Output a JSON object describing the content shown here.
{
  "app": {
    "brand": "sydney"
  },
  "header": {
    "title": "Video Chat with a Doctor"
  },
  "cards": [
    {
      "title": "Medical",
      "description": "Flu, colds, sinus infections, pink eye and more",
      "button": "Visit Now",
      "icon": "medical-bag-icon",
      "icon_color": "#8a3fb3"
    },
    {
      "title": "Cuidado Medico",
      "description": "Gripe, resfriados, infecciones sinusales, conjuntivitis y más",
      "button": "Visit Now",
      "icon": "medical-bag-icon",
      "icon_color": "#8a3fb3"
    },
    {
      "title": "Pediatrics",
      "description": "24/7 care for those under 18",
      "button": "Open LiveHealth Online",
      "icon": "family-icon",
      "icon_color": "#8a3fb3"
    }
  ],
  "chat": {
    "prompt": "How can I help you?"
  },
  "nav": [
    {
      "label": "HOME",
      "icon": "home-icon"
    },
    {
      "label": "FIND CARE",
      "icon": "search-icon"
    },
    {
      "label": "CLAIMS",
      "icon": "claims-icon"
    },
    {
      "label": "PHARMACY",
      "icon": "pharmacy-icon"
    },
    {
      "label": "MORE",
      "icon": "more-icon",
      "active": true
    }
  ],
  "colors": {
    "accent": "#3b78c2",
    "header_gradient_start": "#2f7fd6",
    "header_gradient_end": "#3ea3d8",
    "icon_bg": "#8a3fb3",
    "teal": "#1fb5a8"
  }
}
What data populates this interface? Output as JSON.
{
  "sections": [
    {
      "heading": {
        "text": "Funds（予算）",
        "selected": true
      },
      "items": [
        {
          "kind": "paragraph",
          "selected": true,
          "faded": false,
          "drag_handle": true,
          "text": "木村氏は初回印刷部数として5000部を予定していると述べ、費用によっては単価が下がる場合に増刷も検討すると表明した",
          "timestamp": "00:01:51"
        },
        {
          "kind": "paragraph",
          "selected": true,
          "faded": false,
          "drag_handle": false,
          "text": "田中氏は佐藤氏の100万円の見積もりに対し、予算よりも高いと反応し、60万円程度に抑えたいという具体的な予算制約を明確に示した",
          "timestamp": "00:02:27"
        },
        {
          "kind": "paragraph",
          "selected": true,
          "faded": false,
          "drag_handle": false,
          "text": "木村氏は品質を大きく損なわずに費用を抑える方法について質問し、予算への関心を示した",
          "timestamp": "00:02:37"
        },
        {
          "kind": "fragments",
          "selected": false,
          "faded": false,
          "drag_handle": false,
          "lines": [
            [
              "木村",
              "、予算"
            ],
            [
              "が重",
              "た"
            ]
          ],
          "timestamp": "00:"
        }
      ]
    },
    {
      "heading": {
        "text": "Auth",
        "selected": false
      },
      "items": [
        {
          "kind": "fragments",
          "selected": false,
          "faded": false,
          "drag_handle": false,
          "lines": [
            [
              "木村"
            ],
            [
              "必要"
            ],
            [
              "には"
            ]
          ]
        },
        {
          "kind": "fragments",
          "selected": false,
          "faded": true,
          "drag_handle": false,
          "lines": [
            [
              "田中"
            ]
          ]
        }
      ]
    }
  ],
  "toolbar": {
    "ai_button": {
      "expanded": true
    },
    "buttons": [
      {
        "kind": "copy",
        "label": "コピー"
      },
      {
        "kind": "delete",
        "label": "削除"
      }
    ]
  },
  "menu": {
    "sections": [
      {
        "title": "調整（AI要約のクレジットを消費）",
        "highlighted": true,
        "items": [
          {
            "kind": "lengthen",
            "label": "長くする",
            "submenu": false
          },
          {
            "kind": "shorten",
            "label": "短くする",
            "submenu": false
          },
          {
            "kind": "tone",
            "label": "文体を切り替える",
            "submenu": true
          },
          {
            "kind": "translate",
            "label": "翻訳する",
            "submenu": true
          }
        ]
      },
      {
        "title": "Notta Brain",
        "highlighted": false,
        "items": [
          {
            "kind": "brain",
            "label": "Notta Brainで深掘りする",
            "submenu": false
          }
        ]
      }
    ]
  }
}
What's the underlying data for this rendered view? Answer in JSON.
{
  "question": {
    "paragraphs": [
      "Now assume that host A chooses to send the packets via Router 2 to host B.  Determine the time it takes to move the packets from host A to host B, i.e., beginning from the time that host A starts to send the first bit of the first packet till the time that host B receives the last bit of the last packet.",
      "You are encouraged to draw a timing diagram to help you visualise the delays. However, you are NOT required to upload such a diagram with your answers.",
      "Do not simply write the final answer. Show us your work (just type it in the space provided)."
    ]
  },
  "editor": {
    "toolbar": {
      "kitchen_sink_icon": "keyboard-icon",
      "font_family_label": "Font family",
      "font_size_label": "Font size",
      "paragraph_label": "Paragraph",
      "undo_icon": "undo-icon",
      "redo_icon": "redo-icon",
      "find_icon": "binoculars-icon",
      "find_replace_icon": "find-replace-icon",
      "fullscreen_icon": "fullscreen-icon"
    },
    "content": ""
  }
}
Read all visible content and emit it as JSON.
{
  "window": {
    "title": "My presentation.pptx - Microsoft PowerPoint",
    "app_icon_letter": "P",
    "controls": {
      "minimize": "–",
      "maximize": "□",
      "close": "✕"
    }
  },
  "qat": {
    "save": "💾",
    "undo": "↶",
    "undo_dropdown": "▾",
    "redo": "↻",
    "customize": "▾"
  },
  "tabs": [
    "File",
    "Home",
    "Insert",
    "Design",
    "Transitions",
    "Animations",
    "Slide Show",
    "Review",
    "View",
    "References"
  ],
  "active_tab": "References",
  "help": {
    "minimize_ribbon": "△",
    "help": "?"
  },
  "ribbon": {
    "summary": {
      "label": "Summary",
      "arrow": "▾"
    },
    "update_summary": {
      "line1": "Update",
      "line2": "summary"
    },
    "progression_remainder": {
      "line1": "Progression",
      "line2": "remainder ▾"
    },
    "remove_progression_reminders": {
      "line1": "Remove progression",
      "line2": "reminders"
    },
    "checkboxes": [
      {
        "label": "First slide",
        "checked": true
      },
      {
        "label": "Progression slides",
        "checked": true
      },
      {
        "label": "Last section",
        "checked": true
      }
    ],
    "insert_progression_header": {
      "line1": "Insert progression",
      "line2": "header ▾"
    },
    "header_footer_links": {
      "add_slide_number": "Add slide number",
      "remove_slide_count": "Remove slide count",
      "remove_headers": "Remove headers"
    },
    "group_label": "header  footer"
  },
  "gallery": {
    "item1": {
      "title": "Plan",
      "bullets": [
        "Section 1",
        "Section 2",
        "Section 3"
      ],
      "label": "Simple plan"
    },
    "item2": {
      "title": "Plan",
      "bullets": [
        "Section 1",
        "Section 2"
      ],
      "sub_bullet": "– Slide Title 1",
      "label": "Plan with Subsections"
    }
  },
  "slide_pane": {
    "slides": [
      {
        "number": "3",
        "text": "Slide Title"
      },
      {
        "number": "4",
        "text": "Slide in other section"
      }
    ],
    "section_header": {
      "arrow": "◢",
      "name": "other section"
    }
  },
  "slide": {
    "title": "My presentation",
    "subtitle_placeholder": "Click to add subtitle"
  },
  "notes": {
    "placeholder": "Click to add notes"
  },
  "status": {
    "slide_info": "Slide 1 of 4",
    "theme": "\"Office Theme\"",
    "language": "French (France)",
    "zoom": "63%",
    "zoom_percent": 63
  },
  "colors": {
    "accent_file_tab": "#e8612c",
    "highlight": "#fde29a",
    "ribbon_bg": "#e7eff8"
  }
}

_ _ _

• **EXERCISE INSTRUCTIONS**: Copy out each line that contains the word "with".

• **TASK SOLUTION**:
    "title": "Video Chat with a Doctor"
      "You are encouraged to draw a timing diagram to help you visualise the delays. However, you are NOT required to upload such a diagram with your answers.",
      "label": "Plan with Subsections"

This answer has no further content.